[Dataset entries]
■ ■ ■ ■ ■ ■ ■
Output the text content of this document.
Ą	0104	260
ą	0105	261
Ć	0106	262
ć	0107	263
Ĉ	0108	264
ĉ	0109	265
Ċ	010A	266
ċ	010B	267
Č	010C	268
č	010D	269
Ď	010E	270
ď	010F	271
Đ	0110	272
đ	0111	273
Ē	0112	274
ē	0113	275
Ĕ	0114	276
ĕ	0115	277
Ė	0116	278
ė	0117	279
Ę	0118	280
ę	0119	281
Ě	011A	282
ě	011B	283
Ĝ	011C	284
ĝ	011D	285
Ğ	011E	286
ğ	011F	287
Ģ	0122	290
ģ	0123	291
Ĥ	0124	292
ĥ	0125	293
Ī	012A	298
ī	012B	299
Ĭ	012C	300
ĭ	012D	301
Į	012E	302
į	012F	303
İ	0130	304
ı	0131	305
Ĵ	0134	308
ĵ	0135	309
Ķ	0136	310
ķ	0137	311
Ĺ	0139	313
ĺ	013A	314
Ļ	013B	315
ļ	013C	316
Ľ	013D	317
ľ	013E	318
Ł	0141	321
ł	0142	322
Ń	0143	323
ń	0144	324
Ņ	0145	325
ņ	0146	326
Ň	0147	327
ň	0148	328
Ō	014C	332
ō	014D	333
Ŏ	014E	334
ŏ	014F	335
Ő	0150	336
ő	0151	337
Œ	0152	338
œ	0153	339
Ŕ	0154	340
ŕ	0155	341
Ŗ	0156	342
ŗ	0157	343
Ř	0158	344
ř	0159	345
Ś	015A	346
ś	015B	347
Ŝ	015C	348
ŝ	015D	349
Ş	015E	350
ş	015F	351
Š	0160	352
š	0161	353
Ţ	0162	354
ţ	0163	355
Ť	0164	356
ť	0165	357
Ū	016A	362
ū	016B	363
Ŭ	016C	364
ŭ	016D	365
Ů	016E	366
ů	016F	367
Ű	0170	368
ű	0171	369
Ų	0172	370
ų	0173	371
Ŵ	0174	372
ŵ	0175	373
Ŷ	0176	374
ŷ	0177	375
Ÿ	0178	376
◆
■ ■ ■ ■ ■ ■ ■
● **What you need to do**: Output the full listing without altering anything.

● **Exercise result**:
Output the text content of this document.
Ą	0104	260
ą	0105	261
Ć	0106	262
ć	0107	263
Ĉ	0108	264
ĉ	0109	265
Ċ	010A	266
ċ	010B	267
Č	010C	268
č	010D	269
Ď	010E	270
ď	010F	271
Đ	0110	272
đ	0111	273
Ē	0112	274
ē	0113	275
Ĕ	0114	276
ĕ	0115	277
Ė	0116	278
ė	0117	279
Ę	0118	280
ę	0119	281
Ě	011A	282
ě	011B	283
Ĝ	011C	284
ĝ	011D	285
Ğ	011E	286
ğ	011F	287
Ģ	0122	290
ģ	0123	291
Ĥ	0124	292
ĥ	0125	293
Ī	012A	298
ī	012B	299
Ĭ	012C	300
ĭ	012D	301
Į	012E	302
į	012F	303
İ	0130	304
ı	0131	305
Ĵ	0134	308
ĵ	0135	309
Ķ	0136	310
ķ	0137	311
Ĺ	0139	313
ĺ	013A	314
Ļ	013B	315
ļ	013C	316
Ľ	013D	317
ľ	013E	318
Ł	0141	321
ł	0142	322
Ń	0143	323
ń	0144	324
Ņ	0145	325
ņ	0146	326
Ň	0147	327
ň	0148	328
Ō	014C	332
ō	014D	333
Ŏ	014E	334
ŏ	014F	335
Ő	0150	336
ő	0151	337
Œ	0152	338
œ	0153	339
Ŕ	0154	340
ŕ	0155	341
Ŗ	0156	342
ŗ	0157	343
Ř	0158	344
ř	0159	345
Ś	015A	346
ś	015B	347
Ŝ	015C	348
ŝ	015D	349
Ş	015E	350
ş	015F	351
Š	0160	352
š	0161	353
Ţ	0162	354
ţ	0163	355
Ť	0164	356
ť	0165	357
Ū	016A	362
ū	016B	363
Ŭ	016C	364
ŭ	016D	365
Ů	016E	366
ů	016F	367
Ű	0170	368
ű	0171	369
Ų	0172	370
ų	0173	371
Ŵ	0174	372
ŵ	0175	373
Ŷ	0176	374
ŷ	0177	375
Ÿ	0178	376
◆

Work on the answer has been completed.